* Requirement A:
Please set down the passage of the nursing home wound care article below, beginning at "Nursing home patients are" and stopping after "in nursing homes.".
* Requirement B:
According to the wound care article below, what is another name for bed sores?

━━━ Selected passage

Lack of Proper Wound Care in Nursing Homes

July 8, 2024 / RP Legal

Nursing home patients are especially vulnerable to bed sores and other chronic wounds. Without proper care, they can experience unnecessary and painful complications. Every nursing home is required to take reasonable steps to protect the health and well-being of its residents and ensure proper wound care in nursing homes.

When they fail to do so, patients and their family members can take legal action against the facility.

That’s where the dedicated Columbia nursing home injury attorneys of Rikard & Protopapas come in. Contact our team to evaluate our lawyers wherever your case against a nursing home may be in South Carolina.

What Kinds of Wounds Do Elderly Patients in Nursing Facilities Suffer?

Nursing homes are responsible for providing adequate care to their residents. This means either taking steps to avoid the conditions that cause wounds or providing prompt medical treatment to care for them. For a number of reasons, various types of wounds are commonly found in the nursing home environment.

Elderly patients are known to frequently suffer:

  • Diabetic foot ulcers: Diabetic patients tend to experience changes in their foot bones due to their condition. A sore or lesion may develop, which is typically located on the bottom of the foot. In some cases, amputation of a toe may be required.
  • Surgical wounds: Many nursing home patients must have surgical operations, after which post-operative care is essential to ensure proper hearing. If this care is neglected, the patient may develop infection and blood clots.
  • Bed sores: Also called pressure ulcers, these wounds develop due to a patient being bedridden and rarely changing positions. These injuries can not only break down the skin but also disrupt the flow of blood and oxygen, causing cells to die.

━━━━━━
━━━ Data section

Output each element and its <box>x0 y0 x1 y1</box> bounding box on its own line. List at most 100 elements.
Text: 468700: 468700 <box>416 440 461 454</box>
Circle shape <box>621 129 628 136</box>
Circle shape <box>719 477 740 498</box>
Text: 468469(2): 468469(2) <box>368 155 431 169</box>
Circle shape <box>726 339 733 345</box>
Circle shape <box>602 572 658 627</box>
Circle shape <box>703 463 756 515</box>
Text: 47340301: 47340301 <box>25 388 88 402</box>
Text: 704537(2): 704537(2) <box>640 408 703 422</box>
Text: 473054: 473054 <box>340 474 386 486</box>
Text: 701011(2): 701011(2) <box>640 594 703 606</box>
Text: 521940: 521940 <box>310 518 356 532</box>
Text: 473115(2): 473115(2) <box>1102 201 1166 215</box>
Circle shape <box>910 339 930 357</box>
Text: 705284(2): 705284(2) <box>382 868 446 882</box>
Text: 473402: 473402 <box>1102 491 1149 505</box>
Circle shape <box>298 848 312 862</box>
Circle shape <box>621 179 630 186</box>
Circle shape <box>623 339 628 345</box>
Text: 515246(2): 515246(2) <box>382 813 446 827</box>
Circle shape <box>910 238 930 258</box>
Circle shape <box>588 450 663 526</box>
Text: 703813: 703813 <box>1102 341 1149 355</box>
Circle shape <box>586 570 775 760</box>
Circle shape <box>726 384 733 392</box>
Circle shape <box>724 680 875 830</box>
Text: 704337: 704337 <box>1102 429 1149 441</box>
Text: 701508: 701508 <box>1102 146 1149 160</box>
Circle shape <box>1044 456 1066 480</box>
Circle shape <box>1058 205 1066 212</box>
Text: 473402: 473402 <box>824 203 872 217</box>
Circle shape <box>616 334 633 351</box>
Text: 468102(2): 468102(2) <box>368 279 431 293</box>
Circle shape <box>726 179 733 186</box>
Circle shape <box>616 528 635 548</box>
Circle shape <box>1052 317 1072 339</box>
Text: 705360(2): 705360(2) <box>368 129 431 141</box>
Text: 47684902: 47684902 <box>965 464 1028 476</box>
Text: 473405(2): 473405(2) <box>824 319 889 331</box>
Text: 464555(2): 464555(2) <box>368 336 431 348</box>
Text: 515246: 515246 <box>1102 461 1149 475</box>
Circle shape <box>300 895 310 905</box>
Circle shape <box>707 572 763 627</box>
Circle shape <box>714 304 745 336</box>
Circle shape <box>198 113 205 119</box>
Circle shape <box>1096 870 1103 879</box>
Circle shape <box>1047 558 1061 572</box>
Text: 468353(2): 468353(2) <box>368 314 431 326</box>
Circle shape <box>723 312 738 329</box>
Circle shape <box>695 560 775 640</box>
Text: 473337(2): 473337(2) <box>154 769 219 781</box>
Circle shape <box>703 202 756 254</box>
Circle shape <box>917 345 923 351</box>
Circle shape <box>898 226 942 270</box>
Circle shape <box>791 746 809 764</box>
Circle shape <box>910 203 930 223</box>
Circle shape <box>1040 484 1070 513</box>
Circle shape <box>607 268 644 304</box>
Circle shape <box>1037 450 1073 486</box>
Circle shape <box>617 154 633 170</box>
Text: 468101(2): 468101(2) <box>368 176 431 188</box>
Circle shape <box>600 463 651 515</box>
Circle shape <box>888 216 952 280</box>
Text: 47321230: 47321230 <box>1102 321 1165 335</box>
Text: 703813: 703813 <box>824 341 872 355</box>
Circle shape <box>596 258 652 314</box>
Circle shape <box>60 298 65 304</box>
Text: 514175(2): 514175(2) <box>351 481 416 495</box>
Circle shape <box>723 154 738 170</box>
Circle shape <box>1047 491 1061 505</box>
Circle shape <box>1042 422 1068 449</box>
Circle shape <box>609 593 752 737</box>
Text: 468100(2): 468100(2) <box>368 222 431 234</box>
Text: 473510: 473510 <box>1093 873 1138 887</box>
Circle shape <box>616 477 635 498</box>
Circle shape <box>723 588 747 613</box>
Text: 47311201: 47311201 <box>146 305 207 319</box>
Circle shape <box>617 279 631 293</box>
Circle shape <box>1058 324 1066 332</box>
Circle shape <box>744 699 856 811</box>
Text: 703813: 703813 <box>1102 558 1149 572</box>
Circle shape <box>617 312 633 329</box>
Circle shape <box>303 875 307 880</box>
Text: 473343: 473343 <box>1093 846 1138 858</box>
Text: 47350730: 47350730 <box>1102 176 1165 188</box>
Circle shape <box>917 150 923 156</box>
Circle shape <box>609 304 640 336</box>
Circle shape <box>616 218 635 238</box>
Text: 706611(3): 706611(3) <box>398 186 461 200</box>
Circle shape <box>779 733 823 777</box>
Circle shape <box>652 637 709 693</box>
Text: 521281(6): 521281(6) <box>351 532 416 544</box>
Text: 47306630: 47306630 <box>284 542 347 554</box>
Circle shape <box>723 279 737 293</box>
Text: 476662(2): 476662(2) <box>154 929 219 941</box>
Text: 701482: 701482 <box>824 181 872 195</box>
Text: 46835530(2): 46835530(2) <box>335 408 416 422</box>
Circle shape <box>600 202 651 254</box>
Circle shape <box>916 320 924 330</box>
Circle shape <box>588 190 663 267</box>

━━━━━━

* Worked solution A:
Nursing home patients are especially vulnerable to bed sores and other chronic wounds. Without proper care, they can experience unnecessary and painful complications. Every nursing home is required to take reasonable steps to protect the health and well-being of its residents and ensure proper wound care in nursing homes.

* Worked solution B:
Pressure ulcers.